• [Input for this task]
++++

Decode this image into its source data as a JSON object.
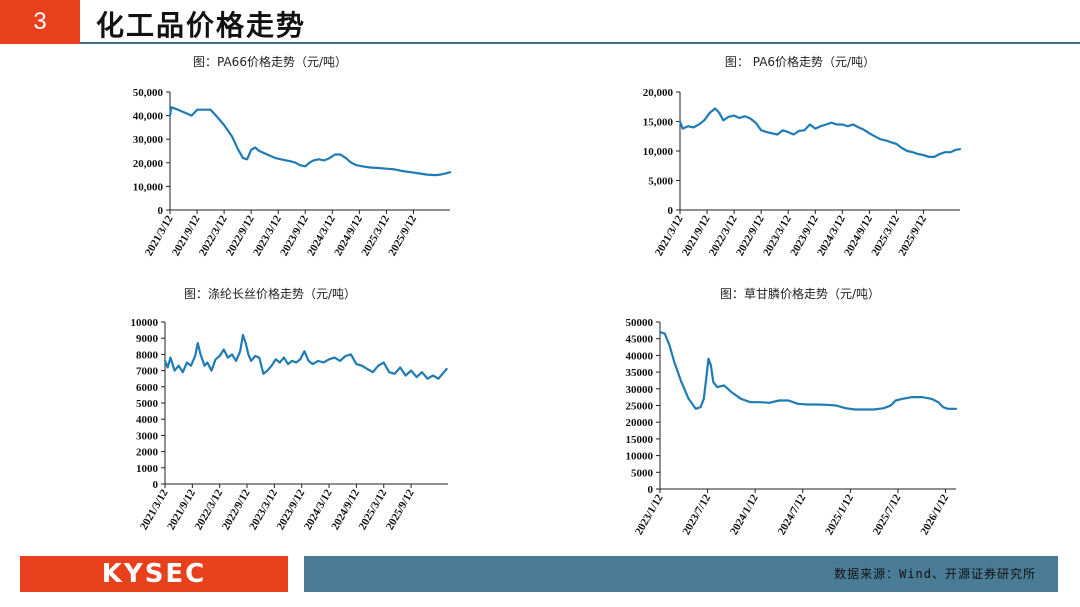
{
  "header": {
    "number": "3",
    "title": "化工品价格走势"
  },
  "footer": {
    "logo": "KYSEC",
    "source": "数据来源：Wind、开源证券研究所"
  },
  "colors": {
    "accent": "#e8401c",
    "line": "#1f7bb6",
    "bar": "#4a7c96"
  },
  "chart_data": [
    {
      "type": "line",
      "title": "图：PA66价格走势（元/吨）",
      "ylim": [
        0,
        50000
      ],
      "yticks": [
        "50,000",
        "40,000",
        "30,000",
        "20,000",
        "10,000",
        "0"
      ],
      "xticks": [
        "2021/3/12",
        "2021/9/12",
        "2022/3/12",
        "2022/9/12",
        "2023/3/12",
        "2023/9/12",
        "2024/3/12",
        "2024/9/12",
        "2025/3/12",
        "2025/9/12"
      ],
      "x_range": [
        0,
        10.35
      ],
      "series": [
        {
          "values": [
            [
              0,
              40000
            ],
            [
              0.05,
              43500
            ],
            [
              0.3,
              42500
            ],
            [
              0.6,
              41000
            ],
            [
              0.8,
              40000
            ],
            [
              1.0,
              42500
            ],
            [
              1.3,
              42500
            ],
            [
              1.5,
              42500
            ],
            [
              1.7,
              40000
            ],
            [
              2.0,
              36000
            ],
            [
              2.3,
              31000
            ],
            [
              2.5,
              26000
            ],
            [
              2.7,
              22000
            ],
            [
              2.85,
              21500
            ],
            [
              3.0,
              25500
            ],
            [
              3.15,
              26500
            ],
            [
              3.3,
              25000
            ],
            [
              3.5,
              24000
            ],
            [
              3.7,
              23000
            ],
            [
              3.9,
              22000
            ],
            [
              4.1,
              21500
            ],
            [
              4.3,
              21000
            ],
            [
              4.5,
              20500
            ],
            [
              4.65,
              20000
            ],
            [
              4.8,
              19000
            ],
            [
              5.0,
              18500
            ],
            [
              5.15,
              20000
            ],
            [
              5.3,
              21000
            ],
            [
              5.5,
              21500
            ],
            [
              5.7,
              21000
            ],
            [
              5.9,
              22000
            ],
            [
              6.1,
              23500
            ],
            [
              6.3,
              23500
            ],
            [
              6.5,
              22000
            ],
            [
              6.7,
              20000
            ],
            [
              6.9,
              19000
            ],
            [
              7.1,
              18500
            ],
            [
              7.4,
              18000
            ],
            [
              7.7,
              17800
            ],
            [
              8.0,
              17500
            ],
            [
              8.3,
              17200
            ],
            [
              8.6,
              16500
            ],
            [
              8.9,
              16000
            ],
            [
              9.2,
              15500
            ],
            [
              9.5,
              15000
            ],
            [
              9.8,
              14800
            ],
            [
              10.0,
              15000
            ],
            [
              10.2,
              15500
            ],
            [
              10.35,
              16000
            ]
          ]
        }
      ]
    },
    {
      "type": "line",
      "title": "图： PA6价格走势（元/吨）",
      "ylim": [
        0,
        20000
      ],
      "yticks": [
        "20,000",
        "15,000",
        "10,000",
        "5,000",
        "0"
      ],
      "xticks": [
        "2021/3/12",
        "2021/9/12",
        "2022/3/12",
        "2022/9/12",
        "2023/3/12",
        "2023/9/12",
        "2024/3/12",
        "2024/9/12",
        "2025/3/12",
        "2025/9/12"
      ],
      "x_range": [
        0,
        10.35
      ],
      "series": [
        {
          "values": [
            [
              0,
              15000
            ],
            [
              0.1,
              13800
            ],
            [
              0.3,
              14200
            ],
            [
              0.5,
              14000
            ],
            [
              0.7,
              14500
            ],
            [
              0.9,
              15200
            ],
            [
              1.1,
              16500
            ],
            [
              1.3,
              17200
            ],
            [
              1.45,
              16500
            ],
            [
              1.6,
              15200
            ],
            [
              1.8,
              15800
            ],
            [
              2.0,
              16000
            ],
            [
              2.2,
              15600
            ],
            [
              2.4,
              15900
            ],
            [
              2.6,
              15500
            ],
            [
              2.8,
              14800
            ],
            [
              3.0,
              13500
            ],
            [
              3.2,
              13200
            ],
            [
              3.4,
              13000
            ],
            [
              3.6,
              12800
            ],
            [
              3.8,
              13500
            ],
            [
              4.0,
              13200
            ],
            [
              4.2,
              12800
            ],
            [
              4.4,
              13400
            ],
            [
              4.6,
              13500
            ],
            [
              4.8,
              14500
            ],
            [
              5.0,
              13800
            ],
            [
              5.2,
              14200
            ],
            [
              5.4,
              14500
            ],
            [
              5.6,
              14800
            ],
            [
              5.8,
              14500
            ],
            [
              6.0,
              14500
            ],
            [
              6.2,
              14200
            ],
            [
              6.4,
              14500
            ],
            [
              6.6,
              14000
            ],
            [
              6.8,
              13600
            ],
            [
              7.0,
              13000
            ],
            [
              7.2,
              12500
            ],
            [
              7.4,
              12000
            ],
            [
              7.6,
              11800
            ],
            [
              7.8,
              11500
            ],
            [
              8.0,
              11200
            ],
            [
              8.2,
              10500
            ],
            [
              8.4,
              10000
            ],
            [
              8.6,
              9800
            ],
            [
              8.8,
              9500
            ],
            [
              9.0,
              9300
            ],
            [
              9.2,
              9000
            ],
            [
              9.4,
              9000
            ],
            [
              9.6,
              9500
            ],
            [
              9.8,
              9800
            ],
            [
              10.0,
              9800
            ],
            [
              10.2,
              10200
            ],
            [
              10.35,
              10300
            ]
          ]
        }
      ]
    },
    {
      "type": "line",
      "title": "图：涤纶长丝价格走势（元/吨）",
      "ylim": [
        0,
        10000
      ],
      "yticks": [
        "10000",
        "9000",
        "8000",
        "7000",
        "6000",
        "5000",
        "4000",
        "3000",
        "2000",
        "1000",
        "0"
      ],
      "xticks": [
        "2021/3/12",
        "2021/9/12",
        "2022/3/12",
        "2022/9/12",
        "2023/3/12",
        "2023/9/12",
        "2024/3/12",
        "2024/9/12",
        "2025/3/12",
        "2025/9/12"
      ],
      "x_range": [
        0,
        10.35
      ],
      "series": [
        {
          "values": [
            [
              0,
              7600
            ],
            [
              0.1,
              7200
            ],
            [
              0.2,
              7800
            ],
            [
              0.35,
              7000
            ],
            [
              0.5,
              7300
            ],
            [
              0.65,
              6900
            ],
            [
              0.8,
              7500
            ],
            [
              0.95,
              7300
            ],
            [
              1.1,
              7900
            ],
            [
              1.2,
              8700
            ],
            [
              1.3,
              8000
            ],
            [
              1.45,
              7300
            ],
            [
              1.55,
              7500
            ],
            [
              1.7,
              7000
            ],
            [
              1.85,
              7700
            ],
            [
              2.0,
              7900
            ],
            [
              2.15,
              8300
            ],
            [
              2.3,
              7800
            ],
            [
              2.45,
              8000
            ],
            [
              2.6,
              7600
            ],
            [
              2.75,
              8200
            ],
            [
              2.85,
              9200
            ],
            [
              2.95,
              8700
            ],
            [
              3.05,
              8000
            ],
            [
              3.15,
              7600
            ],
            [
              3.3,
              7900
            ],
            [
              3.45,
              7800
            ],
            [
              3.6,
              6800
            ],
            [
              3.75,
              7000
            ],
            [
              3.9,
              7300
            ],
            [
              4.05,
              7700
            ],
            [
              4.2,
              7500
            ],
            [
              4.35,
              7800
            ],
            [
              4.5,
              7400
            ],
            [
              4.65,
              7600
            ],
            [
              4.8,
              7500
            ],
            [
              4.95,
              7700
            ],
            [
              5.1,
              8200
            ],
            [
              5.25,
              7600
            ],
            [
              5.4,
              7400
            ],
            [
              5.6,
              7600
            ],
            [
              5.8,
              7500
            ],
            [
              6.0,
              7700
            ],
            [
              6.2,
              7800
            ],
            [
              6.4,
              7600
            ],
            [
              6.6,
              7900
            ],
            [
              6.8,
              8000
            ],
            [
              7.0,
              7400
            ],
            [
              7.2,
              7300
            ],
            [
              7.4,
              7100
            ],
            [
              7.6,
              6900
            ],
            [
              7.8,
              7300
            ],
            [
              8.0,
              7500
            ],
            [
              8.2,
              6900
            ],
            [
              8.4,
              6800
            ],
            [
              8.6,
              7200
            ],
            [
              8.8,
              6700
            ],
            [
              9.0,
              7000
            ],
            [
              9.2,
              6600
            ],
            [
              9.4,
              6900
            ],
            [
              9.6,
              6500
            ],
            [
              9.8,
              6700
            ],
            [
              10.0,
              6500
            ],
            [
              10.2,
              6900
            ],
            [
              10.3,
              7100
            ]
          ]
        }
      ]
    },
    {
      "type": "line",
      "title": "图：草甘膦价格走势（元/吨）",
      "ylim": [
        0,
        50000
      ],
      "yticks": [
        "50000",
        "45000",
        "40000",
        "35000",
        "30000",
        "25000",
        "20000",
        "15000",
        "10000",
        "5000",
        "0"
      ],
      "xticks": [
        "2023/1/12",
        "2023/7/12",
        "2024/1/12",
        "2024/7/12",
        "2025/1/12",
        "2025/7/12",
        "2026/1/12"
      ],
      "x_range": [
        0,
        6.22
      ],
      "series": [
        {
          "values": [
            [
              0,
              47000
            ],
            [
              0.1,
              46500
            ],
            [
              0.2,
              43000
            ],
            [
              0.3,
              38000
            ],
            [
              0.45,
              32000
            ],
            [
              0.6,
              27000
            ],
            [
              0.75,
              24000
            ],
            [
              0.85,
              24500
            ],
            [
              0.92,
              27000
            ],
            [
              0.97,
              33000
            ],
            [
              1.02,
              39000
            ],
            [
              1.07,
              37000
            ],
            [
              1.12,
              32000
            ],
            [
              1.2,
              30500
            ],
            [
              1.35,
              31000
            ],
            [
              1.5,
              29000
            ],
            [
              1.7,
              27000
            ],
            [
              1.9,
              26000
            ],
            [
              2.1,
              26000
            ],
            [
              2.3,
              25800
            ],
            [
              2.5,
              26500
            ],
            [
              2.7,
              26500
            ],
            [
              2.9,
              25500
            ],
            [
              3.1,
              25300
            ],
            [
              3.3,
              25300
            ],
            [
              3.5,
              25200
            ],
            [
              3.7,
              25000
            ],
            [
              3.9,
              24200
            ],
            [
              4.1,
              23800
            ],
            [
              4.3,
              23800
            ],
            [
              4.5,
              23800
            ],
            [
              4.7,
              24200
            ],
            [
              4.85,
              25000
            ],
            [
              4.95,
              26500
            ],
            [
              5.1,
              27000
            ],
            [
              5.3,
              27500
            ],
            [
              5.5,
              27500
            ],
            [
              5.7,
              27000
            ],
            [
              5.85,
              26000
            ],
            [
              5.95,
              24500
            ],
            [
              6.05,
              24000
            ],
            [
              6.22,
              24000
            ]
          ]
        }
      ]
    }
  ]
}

++++

• [What is asked] Copy out each line of the records that holds the string "source".

• [Completed exercise]
Decode this image into its source data as a JSON object.
    "source": "数据来源：Wind、开源证券研究所"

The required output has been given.